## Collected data
----------------------------------------

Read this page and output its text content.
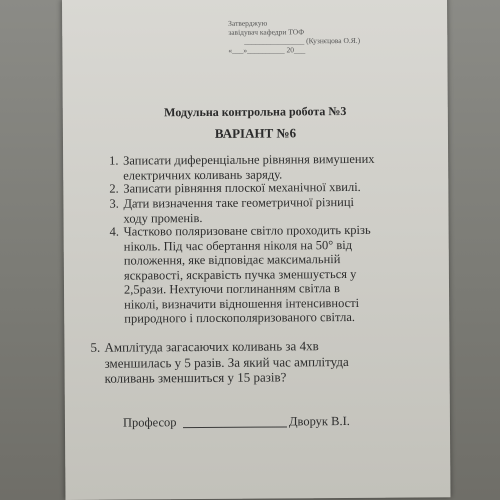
Затверджую
завідувач кафедри ТОФ
________________ (Кузнєцова О.Я.)
«___»__________ 20___
Модульна контрольна робота №3
ВАРІАНТ №6
1. Записати диференціальне рівняння вимушених
електричних коливань заряду.
2. Записати рівняння плоскої механічної хвилі.
3. Дати визначення таке геометричної різниці
ходу променів.
4. Частково поляризоване світло проходить крізь
ніколь. Під час обертання ніколя на 50° від
положення, яке відповідає максимальній
яскравості, яскравість пучка зменшується у
2,5рази. Нехтуючи поглинанням світла в
ніколі, визначити відношення інтенсивності
природного і плоскополяризованого світла.
5. Амплітуда загасаючих коливань за 4хв
зменшилась у 5 разів. За який час амплітуда
коливань зменшиться у 15 разів?
Професор	Дворук В.І.
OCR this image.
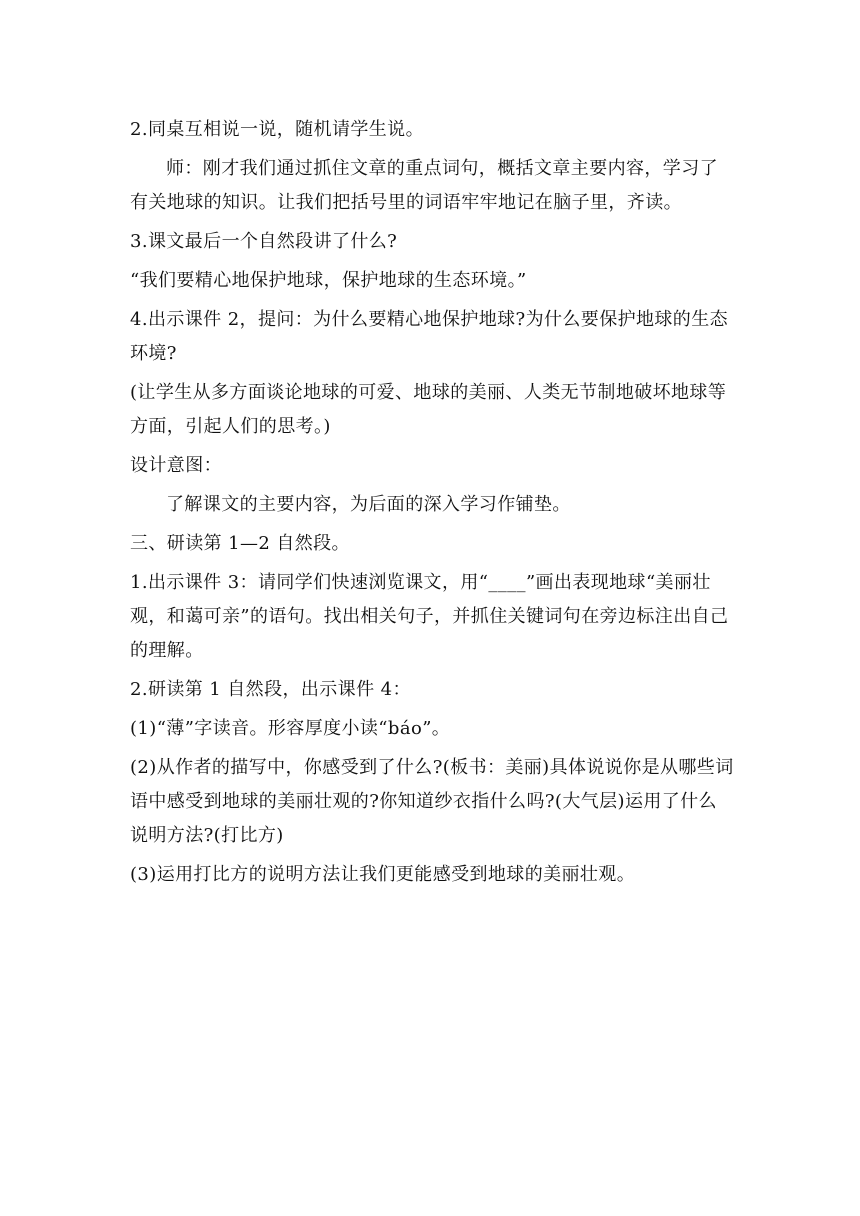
2.同桌互相说一说，随机请学生说。

师：刚才我们通过抓住文章的重点词句，概括文章主要内容，学习了有关地球的知识。让我们把括号里的词语牢牢地记在脑子里，齐读。

3.课文最后一个自然段讲了什么?

“我们要精心地保护地球，保护地球的生态环境。”

4.出示课件 2，提问：为什么要精心地保护地球?为什么要保护地球的生态环境?

(让学生从多方面谈论地球的可爱、地球的美丽、人类无节制地破坏地球等方面，引起人们的思考。)

设计意图：

了解课文的主要内容，为后面的深入学习作铺垫。

三、研读第 1—2 自然段。

1.出示课件 3：请同学们快速浏览课文，用“____”画出表现地球“美丽壮观，和蔼可亲”的语句。找出相关句子，并抓住关键词句在旁边标注出自己的理解。

2.研读第 1 自然段，出示课件 4：

(1)“薄”字读音。形容厚度小读“báo”。

(2)从作者的描写中，你感受到了什么?(板书：美丽)具体说说你是从哪些词语中感受到地球的美丽壮观的?你知道纱衣指什么吗?(大气层)运用了什么说明方法?(打比方)

(3)运用打比方的说明方法让我们更能感受到地球的美丽壮观。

----------------------------------------

## Given problem
Copy every record character for character. Skip the pictures.

## Complete output
Read this page and output its text content.
Затверджую
завідувач кафедри ТОФ
________________ (Кузнєцова О.Я.)
«___»__________ 20___
Модульна контрольна робота №3
ВАРІАНТ №6
1. Записати диференціальне рівняння вимушених
електричних коливань заряду.
2. Записати рівняння плоскої механічної хвилі.
3. Дати визначення таке геометричної різниці
ходу променів.
4. Частково поляризоване світло проходить крізь
ніколь. Під час обертання ніколя на 50° від
положення, яке відповідає максимальній
яскравості, яскравість пучка зменшується у
2,5рази. Нехтуючи поглинанням світла в
ніколі, визначити відношення інтенсивності
природного і плоскополяризованого світла.
5. Амплітуда загасаючих коливань за 4хв
зменшилась у 5 разів. За який час амплітуда
коливань зменшиться у 15 разів?
Професор	Дворук В.І.
OCR this image.
2.同桌互相说一说，随机请学生说。

师：刚才我们通过抓住文章的重点词句，概括文章主要内容，学习了有关地球的知识。让我们把括号里的词语牢牢地记在脑子里，齐读。

3.课文最后一个自然段讲了什么?

“我们要精心地保护地球，保护地球的生态环境。”

4.出示课件 2，提问：为什么要精心地保护地球?为什么要保护地球的生态环境?

(让学生从多方面谈论地球的可爱、地球的美丽、人类无节制地破坏地球等方面，引起人们的思考。)

设计意图：

了解课文的主要内容，为后面的深入学习作铺垫。

三、研读第 1—2 自然段。

1.出示课件 3：请同学们快速浏览课文，用“____”画出表现地球“美丽壮观，和蔼可亲”的语句。找出相关句子，并抓住关键词句在旁边标注出自己的理解。

2.研读第 1 自然段，出示课件 4：

(1)“薄”字读音。形容厚度小读“báo”。

(2)从作者的描写中，你感受到了什么?(板书：美丽)具体说说你是从哪些词语中感受到地球的美丽壮观的?你知道纱衣指什么吗?(大气层)运用了什么说明方法?(打比方)

(3)运用打比方的说明方法让我们更能感受到地球的美丽壮观。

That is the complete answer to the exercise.